TASK STATEMENT.
Look through the listing for the word "color". Copy each line that has it.

RECORDS SHOWN.
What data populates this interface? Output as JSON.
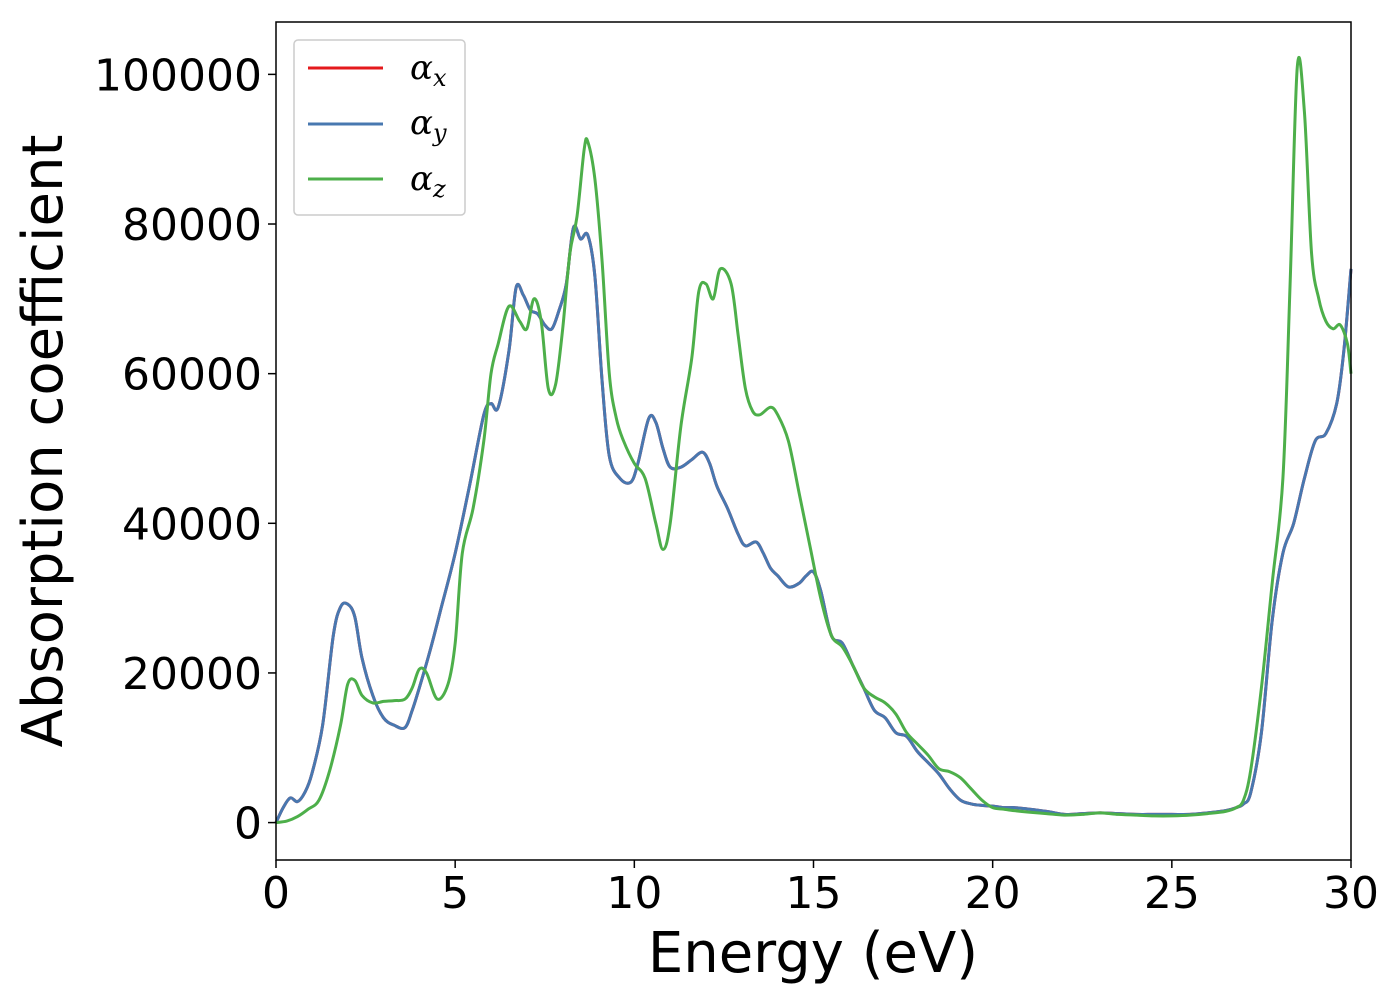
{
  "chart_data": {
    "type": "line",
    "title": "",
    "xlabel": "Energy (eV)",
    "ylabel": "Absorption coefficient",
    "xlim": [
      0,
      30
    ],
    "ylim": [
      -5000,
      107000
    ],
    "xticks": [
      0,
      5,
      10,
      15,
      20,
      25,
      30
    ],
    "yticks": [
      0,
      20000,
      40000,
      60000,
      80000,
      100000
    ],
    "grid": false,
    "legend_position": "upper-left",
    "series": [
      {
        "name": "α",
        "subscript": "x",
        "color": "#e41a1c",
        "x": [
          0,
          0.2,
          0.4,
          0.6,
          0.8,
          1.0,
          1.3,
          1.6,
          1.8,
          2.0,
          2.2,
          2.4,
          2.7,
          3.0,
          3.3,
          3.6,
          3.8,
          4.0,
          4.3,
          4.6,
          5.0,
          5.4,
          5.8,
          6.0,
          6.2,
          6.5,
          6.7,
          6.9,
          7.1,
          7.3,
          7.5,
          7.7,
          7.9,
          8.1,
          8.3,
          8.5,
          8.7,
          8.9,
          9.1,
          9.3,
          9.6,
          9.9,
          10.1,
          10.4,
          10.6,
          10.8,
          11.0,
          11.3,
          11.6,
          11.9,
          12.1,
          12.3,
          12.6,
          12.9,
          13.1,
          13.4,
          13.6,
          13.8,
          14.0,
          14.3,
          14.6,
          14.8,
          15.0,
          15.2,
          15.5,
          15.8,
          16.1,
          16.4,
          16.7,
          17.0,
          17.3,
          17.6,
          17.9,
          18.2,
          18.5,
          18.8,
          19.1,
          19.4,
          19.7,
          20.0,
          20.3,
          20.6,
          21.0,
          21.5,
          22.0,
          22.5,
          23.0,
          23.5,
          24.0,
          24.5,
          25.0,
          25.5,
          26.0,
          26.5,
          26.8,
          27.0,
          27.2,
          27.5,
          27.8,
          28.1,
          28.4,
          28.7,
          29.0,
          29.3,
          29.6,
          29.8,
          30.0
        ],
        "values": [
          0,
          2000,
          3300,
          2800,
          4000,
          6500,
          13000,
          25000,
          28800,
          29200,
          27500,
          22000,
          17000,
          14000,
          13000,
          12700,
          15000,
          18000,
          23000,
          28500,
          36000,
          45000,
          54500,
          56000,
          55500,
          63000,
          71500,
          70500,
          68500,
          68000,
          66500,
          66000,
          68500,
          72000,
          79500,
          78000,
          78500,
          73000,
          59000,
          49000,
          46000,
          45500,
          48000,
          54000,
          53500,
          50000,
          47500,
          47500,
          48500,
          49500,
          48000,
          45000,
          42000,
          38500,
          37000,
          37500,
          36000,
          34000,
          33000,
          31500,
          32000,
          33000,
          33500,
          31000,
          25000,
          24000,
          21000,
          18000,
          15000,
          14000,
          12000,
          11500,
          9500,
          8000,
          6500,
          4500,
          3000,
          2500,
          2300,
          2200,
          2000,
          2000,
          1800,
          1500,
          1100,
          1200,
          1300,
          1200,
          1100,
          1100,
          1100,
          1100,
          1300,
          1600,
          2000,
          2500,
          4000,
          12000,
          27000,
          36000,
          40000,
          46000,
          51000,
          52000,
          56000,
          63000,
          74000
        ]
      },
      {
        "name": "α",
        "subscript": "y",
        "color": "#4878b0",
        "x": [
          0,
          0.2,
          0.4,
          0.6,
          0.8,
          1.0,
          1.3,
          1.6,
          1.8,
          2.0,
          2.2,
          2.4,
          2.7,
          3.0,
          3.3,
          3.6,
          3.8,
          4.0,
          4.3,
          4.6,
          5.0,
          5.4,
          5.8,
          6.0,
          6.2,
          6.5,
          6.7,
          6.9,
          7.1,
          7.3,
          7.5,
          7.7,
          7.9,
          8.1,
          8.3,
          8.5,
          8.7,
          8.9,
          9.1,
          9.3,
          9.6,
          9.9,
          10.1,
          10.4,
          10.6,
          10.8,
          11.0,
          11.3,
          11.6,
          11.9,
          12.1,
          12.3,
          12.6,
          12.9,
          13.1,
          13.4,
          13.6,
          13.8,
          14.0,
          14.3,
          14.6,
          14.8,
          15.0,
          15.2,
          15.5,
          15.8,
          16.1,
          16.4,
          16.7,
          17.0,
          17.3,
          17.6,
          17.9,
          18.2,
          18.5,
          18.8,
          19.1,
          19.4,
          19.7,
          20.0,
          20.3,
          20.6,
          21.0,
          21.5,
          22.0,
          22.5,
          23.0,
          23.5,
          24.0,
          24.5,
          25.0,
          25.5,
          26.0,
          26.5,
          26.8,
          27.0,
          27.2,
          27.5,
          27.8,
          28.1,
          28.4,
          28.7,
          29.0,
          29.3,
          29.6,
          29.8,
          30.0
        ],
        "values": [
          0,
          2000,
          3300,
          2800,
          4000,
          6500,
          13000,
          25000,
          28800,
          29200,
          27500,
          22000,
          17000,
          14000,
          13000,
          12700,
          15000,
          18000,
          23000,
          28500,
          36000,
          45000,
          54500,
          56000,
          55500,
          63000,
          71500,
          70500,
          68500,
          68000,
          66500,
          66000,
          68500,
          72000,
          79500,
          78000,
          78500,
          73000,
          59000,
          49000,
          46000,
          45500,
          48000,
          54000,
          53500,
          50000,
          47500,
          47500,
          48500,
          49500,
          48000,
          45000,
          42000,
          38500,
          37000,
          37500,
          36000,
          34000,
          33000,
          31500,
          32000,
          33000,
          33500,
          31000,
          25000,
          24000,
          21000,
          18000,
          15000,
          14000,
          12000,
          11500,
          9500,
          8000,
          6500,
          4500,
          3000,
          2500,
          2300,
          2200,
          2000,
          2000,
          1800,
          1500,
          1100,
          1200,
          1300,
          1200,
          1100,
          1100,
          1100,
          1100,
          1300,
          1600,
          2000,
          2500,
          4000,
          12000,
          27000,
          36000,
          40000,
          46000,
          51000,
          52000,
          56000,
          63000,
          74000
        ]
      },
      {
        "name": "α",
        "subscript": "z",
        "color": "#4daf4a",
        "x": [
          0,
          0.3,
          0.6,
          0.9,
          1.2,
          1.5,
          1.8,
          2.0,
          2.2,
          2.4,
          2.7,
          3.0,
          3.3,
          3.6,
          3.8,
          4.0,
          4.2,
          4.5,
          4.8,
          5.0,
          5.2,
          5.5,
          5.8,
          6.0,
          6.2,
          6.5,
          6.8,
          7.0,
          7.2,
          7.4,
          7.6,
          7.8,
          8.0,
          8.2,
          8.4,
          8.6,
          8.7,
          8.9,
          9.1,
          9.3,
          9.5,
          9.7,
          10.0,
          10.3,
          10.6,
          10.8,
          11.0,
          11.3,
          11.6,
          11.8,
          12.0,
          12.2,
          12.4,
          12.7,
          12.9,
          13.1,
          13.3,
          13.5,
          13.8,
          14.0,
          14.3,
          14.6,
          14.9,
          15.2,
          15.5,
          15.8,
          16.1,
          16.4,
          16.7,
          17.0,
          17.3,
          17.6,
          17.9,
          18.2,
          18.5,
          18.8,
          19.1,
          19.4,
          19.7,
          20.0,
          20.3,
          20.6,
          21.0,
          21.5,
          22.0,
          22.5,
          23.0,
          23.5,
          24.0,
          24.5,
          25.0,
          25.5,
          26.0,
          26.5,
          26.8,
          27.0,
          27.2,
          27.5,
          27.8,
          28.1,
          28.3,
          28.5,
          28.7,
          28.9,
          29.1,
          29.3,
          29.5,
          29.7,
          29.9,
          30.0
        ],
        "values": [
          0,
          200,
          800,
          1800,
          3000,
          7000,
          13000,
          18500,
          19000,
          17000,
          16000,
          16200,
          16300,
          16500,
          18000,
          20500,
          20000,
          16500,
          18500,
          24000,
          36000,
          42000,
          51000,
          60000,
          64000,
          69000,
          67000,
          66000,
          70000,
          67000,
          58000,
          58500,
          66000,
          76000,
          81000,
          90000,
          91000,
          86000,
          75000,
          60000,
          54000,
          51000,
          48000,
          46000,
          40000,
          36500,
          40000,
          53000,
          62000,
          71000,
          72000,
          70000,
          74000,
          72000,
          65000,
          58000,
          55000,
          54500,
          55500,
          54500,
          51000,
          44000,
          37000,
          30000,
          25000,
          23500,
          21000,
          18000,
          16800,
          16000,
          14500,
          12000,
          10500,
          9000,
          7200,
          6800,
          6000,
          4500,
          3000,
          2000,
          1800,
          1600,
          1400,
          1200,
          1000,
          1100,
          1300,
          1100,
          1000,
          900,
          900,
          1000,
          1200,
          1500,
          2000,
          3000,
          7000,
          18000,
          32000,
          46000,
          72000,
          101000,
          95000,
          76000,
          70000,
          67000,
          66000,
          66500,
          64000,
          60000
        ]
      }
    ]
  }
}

OUTPUT.
        "color": "#e41a1c",
        "color": "#4878b0",
        "color": "#4daf4a",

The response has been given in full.